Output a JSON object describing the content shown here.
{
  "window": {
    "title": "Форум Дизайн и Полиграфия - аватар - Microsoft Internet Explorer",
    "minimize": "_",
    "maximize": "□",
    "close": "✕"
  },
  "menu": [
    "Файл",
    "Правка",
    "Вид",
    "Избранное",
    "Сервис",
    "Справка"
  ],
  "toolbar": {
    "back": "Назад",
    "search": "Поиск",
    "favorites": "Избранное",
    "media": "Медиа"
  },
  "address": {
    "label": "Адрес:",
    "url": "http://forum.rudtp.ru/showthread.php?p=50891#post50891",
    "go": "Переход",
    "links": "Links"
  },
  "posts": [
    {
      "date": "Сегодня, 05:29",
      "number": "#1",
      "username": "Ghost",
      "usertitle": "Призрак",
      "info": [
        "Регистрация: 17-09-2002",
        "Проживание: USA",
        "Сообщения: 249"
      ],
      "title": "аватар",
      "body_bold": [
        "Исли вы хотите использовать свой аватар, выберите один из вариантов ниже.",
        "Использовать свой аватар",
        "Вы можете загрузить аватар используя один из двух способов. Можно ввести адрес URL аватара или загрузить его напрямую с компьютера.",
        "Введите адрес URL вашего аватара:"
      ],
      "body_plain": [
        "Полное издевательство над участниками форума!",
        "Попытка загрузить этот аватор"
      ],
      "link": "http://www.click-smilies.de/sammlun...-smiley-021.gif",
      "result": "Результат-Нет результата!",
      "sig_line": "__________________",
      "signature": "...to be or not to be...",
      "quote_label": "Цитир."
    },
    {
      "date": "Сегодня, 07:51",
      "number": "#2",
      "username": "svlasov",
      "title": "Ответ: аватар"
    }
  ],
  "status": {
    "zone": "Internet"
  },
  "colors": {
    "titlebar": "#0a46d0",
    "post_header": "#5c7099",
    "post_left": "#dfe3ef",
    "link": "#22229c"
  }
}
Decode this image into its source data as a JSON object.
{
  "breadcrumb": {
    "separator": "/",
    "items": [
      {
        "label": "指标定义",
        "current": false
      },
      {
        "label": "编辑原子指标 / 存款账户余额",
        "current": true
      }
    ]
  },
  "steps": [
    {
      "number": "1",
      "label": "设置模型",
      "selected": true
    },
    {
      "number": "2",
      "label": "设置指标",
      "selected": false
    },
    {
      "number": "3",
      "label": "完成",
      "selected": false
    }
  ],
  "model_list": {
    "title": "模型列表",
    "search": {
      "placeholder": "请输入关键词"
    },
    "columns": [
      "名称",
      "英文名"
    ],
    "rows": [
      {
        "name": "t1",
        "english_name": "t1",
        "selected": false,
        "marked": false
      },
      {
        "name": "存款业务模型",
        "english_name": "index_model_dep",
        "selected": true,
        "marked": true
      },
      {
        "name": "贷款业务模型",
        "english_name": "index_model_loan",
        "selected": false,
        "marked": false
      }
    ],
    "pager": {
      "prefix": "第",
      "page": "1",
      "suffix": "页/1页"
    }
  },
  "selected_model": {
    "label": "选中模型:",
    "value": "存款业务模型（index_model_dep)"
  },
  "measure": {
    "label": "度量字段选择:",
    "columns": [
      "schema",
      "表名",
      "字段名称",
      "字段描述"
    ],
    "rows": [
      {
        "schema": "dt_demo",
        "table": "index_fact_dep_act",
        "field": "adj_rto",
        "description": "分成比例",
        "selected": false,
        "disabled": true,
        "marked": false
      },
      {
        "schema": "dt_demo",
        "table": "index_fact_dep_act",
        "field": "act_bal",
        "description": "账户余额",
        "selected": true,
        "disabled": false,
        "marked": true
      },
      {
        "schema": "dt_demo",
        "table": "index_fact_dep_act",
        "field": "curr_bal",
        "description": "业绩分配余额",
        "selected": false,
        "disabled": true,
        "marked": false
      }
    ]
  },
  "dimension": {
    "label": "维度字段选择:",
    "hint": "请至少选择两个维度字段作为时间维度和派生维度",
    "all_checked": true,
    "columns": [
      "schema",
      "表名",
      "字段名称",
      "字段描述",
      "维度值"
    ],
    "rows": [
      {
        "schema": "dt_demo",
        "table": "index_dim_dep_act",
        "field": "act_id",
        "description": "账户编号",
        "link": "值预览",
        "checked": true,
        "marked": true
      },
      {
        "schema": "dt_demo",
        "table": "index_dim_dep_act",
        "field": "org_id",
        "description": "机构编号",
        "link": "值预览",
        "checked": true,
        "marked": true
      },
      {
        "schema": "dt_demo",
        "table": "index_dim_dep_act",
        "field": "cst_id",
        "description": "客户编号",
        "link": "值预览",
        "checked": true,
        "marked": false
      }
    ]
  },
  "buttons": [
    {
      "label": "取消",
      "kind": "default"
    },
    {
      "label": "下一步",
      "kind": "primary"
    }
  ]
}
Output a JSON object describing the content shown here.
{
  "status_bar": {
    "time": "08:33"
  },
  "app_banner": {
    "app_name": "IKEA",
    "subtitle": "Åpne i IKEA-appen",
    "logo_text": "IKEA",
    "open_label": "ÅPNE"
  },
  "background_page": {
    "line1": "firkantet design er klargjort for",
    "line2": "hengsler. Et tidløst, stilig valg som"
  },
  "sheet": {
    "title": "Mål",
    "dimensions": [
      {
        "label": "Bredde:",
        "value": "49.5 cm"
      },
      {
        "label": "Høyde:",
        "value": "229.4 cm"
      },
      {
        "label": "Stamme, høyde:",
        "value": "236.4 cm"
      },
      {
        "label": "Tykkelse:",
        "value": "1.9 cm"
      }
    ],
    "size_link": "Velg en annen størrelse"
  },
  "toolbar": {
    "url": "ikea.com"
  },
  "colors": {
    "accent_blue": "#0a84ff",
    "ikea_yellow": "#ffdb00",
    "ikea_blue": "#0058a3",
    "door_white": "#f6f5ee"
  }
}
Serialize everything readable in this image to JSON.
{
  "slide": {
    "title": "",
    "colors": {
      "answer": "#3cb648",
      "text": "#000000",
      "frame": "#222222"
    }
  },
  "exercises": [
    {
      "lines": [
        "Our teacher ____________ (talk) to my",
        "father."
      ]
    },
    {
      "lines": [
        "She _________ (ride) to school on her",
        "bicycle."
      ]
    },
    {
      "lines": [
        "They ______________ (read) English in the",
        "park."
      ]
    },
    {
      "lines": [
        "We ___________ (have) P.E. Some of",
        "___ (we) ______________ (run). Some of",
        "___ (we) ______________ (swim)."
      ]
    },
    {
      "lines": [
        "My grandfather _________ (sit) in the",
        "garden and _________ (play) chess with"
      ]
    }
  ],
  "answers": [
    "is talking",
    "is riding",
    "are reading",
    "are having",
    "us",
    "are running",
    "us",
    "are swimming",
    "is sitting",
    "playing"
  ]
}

■ ■ ■

> [Work to be completed] Go back to the data above and please quote exactly, and only, the lines from the line with "Serialize everything readable" through its last line.

> [Solution to this exercise]
Serialize everything readable in this image to JSON.
{
  "slide": {
    "title": "",
    "colors": {
      "answer": "#3cb648",
      "text": "#000000",
      "frame": "#222222"
    }
  },
  "exercises": [
    {
      "lines": [
        "Our teacher ____________ (talk) to my",
        "father."
      ]
    },
    {
      "lines": [
        "She _________ (ride) to school on her",
        "bicycle."
      ]
    },
    {
      "lines": [
        "They ______________ (read) English in the",
        "park."
      ]
    },
    {
      "lines": [
        "We ___________ (have) P.E. Some of",
        "___ (we) ______________ (run). Some of",
        "___ (we) ______________ (swim)."
      ]
    },
    {
      "lines": [
        "My grandfather _________ (sit) in the",
        "garden and _________ (play) chess with"
      ]
    }
  ],
  "answers": [
    "is talking",
    "is riding",
    "are reading",
    "are having",
    "us",
    "are running",
    "us",
    "are swimming",
    "is sitting",
    "playing"
  ]
}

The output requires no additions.